_WRITTEN PROBLEM_.
Look through the records below, and copy out every line that holds the string "скейтбо".
....
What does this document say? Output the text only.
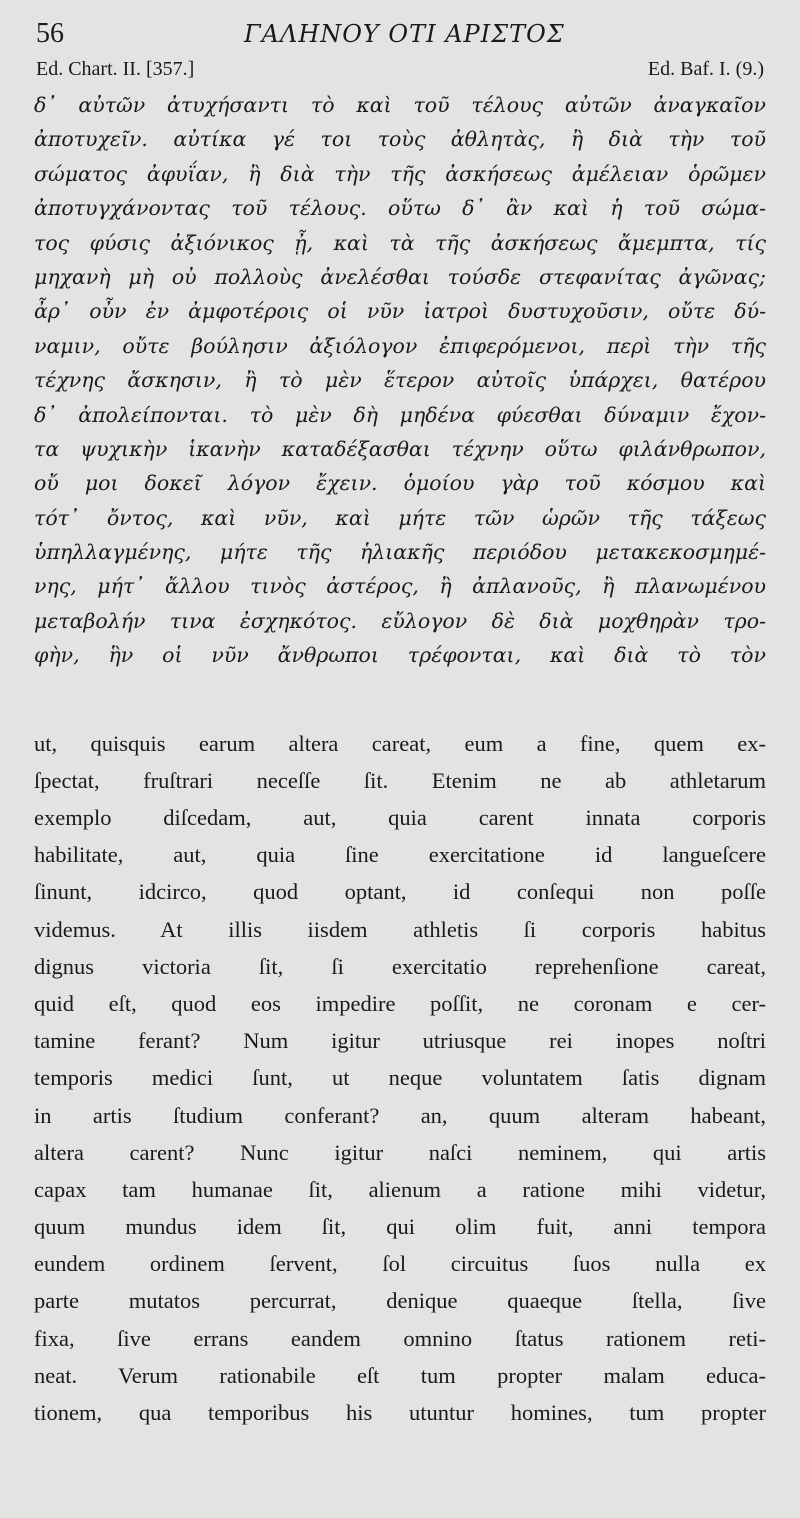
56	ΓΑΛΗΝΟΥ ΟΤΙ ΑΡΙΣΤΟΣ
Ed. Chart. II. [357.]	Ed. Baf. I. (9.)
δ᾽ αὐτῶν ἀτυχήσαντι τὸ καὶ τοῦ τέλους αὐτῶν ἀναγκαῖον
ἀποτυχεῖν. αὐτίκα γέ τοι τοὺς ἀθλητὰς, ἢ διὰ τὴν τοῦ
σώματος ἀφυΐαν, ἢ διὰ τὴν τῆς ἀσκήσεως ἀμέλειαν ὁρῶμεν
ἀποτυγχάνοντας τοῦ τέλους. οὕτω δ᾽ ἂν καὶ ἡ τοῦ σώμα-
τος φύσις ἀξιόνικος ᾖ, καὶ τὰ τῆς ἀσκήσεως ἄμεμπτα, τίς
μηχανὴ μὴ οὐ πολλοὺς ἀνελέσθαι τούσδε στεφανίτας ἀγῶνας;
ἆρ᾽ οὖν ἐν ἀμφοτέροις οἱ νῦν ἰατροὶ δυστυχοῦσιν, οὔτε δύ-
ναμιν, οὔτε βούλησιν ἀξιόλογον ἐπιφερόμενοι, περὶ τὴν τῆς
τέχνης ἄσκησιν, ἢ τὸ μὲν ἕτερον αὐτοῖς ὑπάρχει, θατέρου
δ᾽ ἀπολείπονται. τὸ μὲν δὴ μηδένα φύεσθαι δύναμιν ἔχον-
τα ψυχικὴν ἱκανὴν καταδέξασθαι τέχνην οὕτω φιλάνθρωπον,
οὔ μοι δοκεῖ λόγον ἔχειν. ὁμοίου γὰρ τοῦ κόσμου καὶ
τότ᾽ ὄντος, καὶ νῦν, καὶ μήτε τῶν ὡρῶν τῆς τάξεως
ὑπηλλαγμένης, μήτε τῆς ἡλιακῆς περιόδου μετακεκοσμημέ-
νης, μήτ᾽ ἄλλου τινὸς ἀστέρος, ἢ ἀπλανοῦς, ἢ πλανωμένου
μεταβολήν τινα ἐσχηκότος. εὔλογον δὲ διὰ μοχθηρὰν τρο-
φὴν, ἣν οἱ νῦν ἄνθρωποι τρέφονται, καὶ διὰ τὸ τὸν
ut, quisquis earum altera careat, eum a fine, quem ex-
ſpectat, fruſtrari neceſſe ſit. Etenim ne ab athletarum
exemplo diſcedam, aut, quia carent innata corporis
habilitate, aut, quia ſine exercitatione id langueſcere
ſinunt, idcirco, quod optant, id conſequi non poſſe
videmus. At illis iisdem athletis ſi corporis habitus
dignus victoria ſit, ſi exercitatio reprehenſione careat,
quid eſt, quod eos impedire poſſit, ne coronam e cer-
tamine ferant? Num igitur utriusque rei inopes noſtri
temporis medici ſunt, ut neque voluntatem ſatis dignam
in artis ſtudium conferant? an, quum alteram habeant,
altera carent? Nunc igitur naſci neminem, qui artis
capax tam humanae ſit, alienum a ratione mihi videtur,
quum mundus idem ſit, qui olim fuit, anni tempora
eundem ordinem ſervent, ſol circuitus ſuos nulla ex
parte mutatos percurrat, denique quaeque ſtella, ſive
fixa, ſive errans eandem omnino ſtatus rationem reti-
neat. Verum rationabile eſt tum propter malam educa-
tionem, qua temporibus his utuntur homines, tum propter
....
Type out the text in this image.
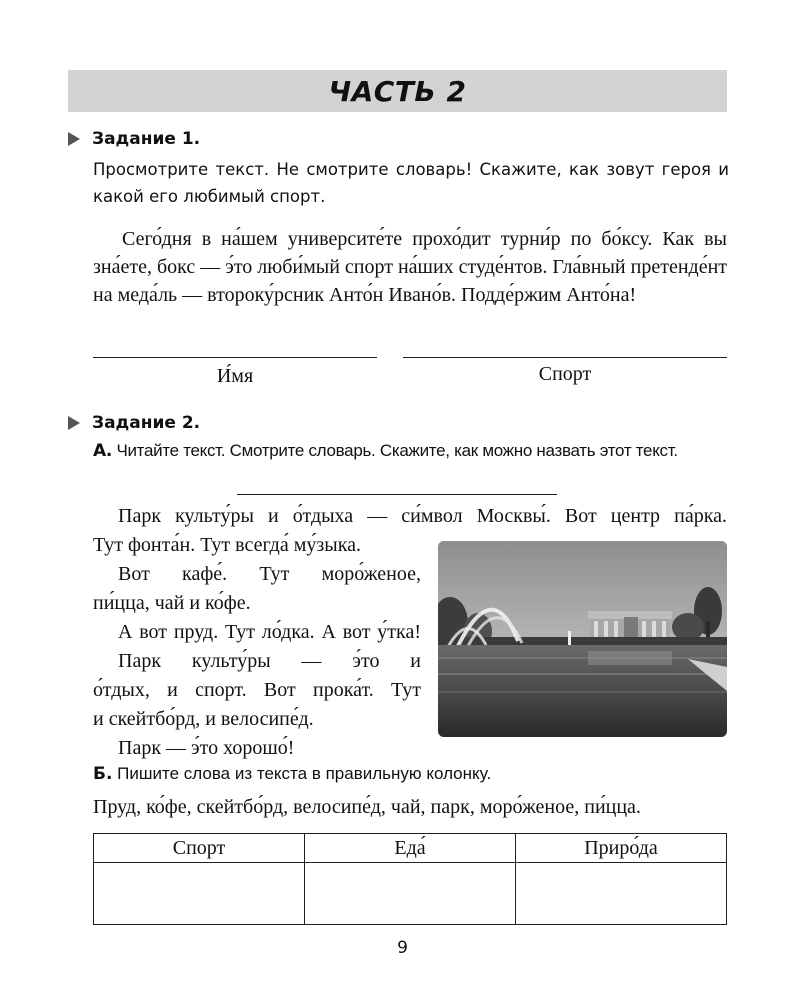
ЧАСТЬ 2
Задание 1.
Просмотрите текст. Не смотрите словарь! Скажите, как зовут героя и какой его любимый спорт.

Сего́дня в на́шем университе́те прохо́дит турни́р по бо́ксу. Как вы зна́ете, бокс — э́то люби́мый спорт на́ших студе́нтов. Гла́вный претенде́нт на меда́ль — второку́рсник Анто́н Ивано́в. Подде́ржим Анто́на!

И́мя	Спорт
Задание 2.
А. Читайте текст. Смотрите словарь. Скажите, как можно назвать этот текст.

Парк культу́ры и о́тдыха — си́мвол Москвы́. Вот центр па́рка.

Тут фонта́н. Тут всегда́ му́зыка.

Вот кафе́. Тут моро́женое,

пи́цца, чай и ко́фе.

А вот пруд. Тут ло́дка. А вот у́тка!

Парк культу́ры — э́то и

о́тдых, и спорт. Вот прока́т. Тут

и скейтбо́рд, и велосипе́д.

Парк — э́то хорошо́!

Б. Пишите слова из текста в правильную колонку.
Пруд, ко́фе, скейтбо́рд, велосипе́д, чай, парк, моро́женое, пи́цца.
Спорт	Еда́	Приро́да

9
....
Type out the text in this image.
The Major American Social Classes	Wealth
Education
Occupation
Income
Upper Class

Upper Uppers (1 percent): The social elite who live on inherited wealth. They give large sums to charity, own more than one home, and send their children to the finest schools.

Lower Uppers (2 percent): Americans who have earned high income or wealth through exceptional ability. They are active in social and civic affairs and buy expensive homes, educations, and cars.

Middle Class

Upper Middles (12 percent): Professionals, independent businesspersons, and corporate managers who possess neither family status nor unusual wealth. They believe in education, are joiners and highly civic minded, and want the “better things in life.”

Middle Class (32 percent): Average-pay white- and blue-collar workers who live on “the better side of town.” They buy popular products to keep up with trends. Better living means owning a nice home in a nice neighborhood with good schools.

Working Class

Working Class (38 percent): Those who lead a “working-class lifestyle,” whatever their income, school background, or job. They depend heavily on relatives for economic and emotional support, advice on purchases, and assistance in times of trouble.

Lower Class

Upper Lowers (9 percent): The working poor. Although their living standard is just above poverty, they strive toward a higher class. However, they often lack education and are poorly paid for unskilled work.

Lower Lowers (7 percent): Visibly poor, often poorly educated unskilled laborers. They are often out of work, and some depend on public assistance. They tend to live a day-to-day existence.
....
_OUTPUT_.
и скейтбо́рд, и велосипе́д.
Пруд, ко́фе, скейтбо́рд, велосипе́д, чай, парк, моро́женое, пи́цца.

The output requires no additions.